(Task statement)
Determine which lines contain the word "pecks", then copy those lines.

(Given data)
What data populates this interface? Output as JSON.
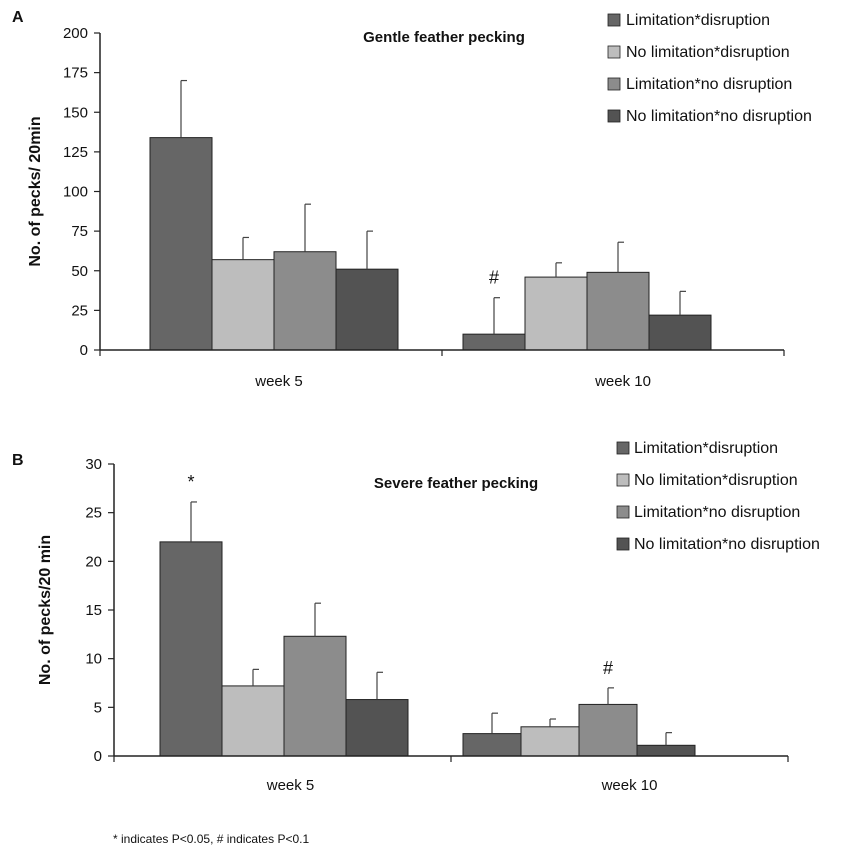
{
  "chart_data": [
    {
      "type": "bar",
      "panel": "A",
      "title": "Gentle feather pecking",
      "ylabel": "No. of pecks/ 20min",
      "xlabel": "",
      "categories": [
        "week 5",
        "week 10"
      ],
      "ylim": [
        0,
        200
      ],
      "yticks": [
        0,
        25,
        50,
        75,
        100,
        125,
        150,
        175,
        200
      ],
      "series": [
        {
          "name": "Limitation*disruption",
          "values": [
            134,
            10
          ],
          "errors": [
            36,
            23
          ],
          "color": "#666666"
        },
        {
          "name": "No limitation*disruption",
          "values": [
            57,
            46
          ],
          "errors": [
            14,
            9
          ],
          "color": "#bdbdbd"
        },
        {
          "name": "Limitation*no disruption",
          "values": [
            62,
            49
          ],
          "errors": [
            30,
            19
          ],
          "color": "#8c8c8c"
        },
        {
          "name": "No limitation*no disruption",
          "values": [
            51,
            22
          ],
          "errors": [
            24,
            15
          ],
          "color": "#535353"
        }
      ],
      "annotations": [
        {
          "text": "#",
          "category": 1,
          "series": 0
        }
      ],
      "legend": "top-right",
      "grid": false
    },
    {
      "type": "bar",
      "panel": "B",
      "title": "Severe feather pecking",
      "ylabel": "No. of pecks/20  min",
      "xlabel": "",
      "categories": [
        "week 5",
        "week 10"
      ],
      "ylim": [
        0,
        30
      ],
      "yticks": [
        0,
        5,
        10,
        15,
        20,
        25,
        30
      ],
      "series": [
        {
          "name": "Limitation*disruption",
          "values": [
            22,
            2.3
          ],
          "errors": [
            4.1,
            2.1
          ],
          "color": "#666666"
        },
        {
          "name": "No limitation*disruption",
          "values": [
            7.2,
            3.0
          ],
          "errors": [
            1.7,
            0.8
          ],
          "color": "#bdbdbd"
        },
        {
          "name": "Limitation*no disruption",
          "values": [
            12.3,
            5.3
          ],
          "errors": [
            3.4,
            1.7
          ],
          "color": "#8c8c8c"
        },
        {
          "name": "No limitation*no disruption",
          "values": [
            5.8,
            1.1
          ],
          "errors": [
            2.8,
            1.3
          ],
          "color": "#535353"
        }
      ],
      "annotations": [
        {
          "text": "*",
          "category": 0,
          "series": 0
        },
        {
          "text": "#",
          "category": 1,
          "series": 2
        }
      ],
      "legend": "top-right",
      "grid": false
    }
  ],
  "footnote": "* indicates P<0.05, # indicates P<0.1"
}
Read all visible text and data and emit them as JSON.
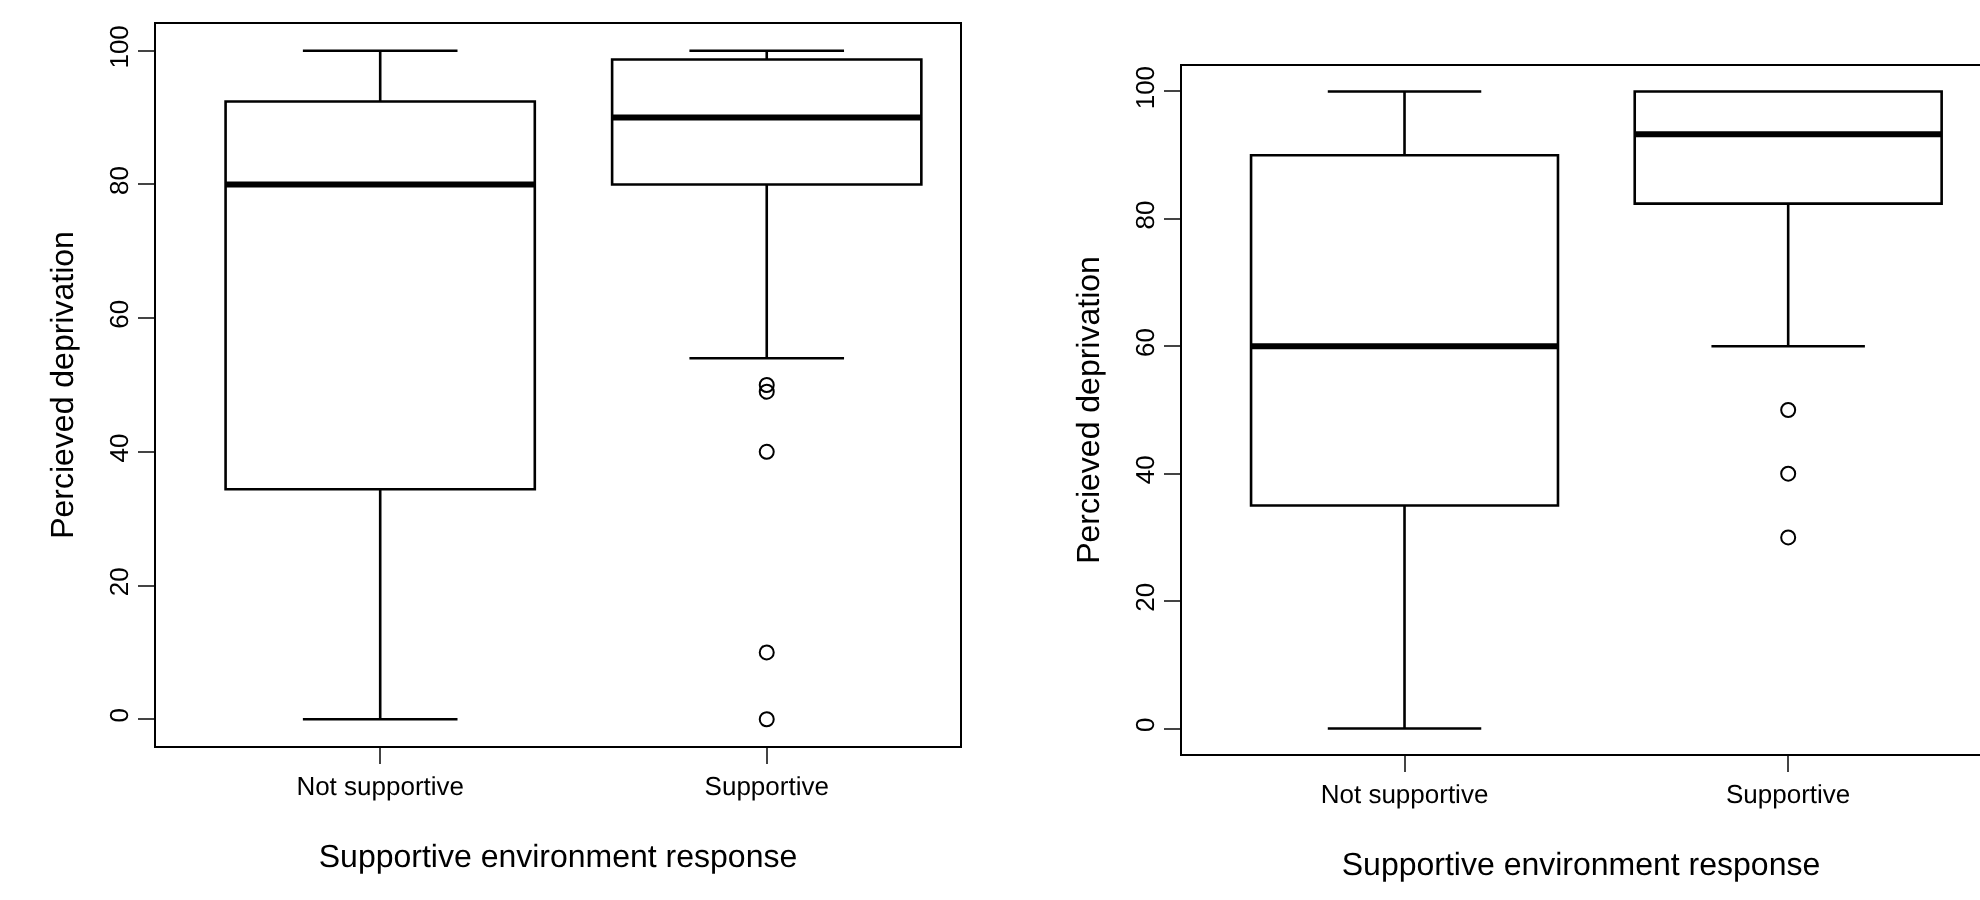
{
  "chart_data": [
    {
      "type": "box",
      "xlabel": "Supportive environment response",
      "ylabel": "Percieved deprivation",
      "categories": [
        "Not supportive",
        "Supportive"
      ],
      "boxes": [
        {
          "low": 0,
          "q1": 34.4,
          "median": 80,
          "q3": 92.4,
          "high": 100
        },
        {
          "low": 54,
          "q1": 80,
          "median": 90,
          "q3": 98.7,
          "high": 100,
          "outliers": [
            50,
            49,
            40,
            10,
            0
          ]
        }
      ],
      "color": "#000000",
      "ylim": [
        -4,
        104
      ],
      "yticks": [
        0,
        20,
        40,
        60,
        80,
        100
      ]
    },
    {
      "type": "box",
      "xlabel": "Supportive environment response",
      "ylabel": "Percieved deprivation",
      "categories": [
        "Not supportive",
        "Supportive"
      ],
      "boxes": [
        {
          "low": 0,
          "q1": 35,
          "median": 60,
          "q3": 90,
          "high": 100
        },
        {
          "low": 60,
          "q1": 82.4,
          "median": 93.3,
          "q3": 100,
          "high": 100,
          "outliers": [
            50,
            40,
            30
          ]
        }
      ],
      "color": "#000000",
      "ylim": [
        -4,
        104
      ],
      "yticks": [
        0,
        20,
        40,
        60,
        80,
        100
      ]
    }
  ]
}
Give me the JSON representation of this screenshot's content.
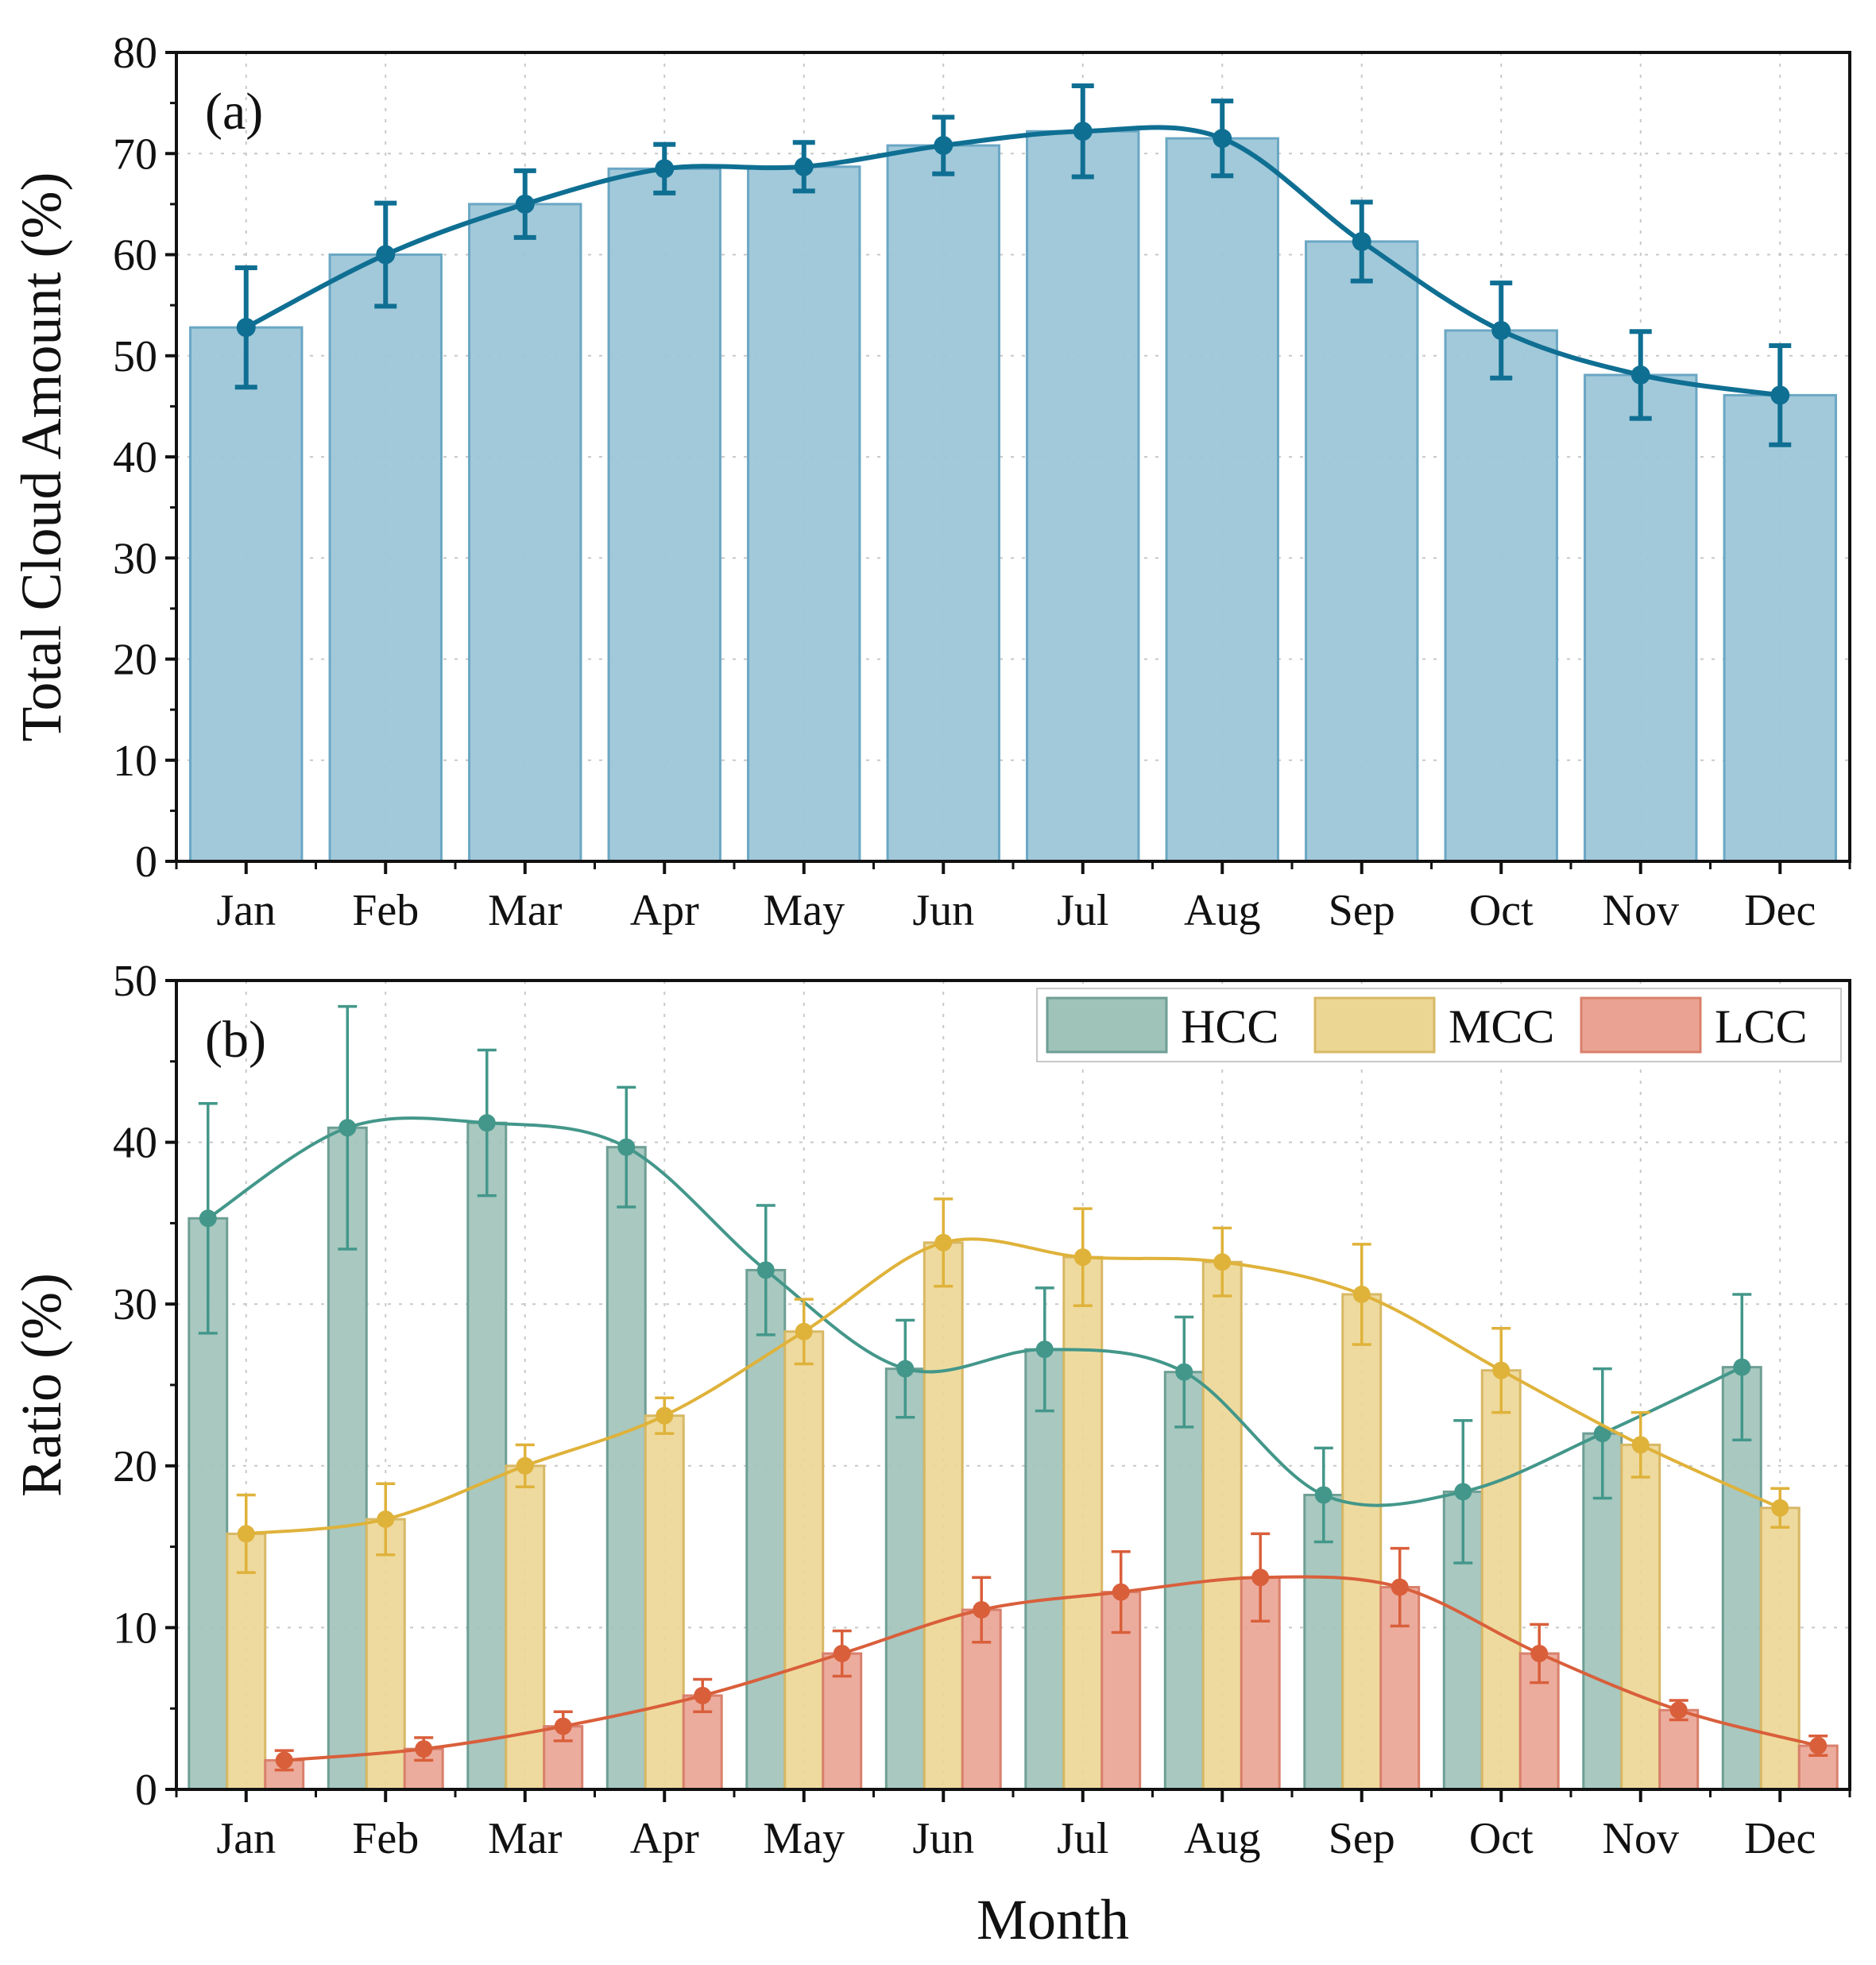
{
  "chart_data": [
    {
      "type": "bar",
      "panel_label": "(a)",
      "title": "",
      "xlabel": "",
      "ylabel": "Total Cloud Amount (%)",
      "ylim": [
        0,
        80
      ],
      "yticks": [
        "0",
        "10",
        "20",
        "30",
        "40",
        "50",
        "60",
        "70",
        "80"
      ],
      "grid": true,
      "categories": [
        "Jan",
        "Feb",
        "Mar",
        "Apr",
        "May",
        "Jun",
        "Jul",
        "Aug",
        "Sep",
        "Oct",
        "Nov",
        "Dec"
      ],
      "series": [
        {
          "name": "Total Cloud Amount",
          "values": [
            52.8,
            60.0,
            65.0,
            68.5,
            68.7,
            70.8,
            72.2,
            71.5,
            61.3,
            52.5,
            48.1,
            46.1
          ],
          "errors": [
            5.9,
            5.1,
            3.3,
            2.4,
            2.4,
            2.8,
            4.5,
            3.7,
            3.9,
            4.7,
            4.3,
            4.9
          ]
        }
      ],
      "colors": {
        "bar": "#9dc6d8",
        "bar_edge": "#6aa7c4",
        "line": "#0f6f93"
      }
    },
    {
      "type": "bar",
      "panel_label": "(b)",
      "title": "",
      "xlabel": "Month",
      "ylabel": "Ratio (%)",
      "ylim": [
        0,
        50
      ],
      "yticks": [
        "0",
        "10",
        "20",
        "30",
        "40",
        "50"
      ],
      "grid": true,
      "legend_position": "top-right",
      "categories": [
        "Jan",
        "Feb",
        "Mar",
        "Apr",
        "May",
        "Jun",
        "Jul",
        "Aug",
        "Sep",
        "Oct",
        "Nov",
        "Dec"
      ],
      "series": [
        {
          "name": "HCC",
          "values": [
            35.3,
            40.9,
            41.2,
            39.7,
            32.1,
            26.0,
            27.2,
            25.8,
            18.2,
            18.4,
            22.0,
            26.1
          ],
          "errors": [
            7.1,
            7.5,
            4.5,
            3.7,
            4.0,
            3.0,
            3.8,
            3.4,
            2.9,
            4.4,
            4.0,
            4.5
          ],
          "color": "#9fc2b9",
          "edge": "#6e9f94",
          "line": "#43978a"
        },
        {
          "name": "MCC",
          "values": [
            15.8,
            16.7,
            20.0,
            23.1,
            28.3,
            33.8,
            32.9,
            32.6,
            30.6,
            25.9,
            21.3,
            17.4
          ],
          "errors": [
            2.4,
            2.2,
            1.3,
            1.1,
            2.0,
            2.7,
            3.0,
            2.1,
            3.1,
            2.6,
            2.0,
            1.2
          ],
          "color": "#ecd694",
          "edge": "#d8b865",
          "line": "#dfb23a"
        },
        {
          "name": "LCC",
          "values": [
            1.8,
            2.5,
            3.9,
            5.8,
            8.4,
            11.1,
            12.2,
            13.1,
            12.5,
            8.4,
            4.9,
            2.7
          ],
          "errors": [
            0.6,
            0.7,
            0.9,
            1.0,
            1.4,
            2.0,
            2.5,
            2.7,
            2.4,
            1.8,
            0.6,
            0.6
          ],
          "color": "#eaa392",
          "edge": "#d9806c",
          "line": "#d95f3b"
        }
      ]
    }
  ]
}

(Result)
      "ylabel": "No. of pecks/ 20min",
      "ylabel": "No. of pecks/20  min",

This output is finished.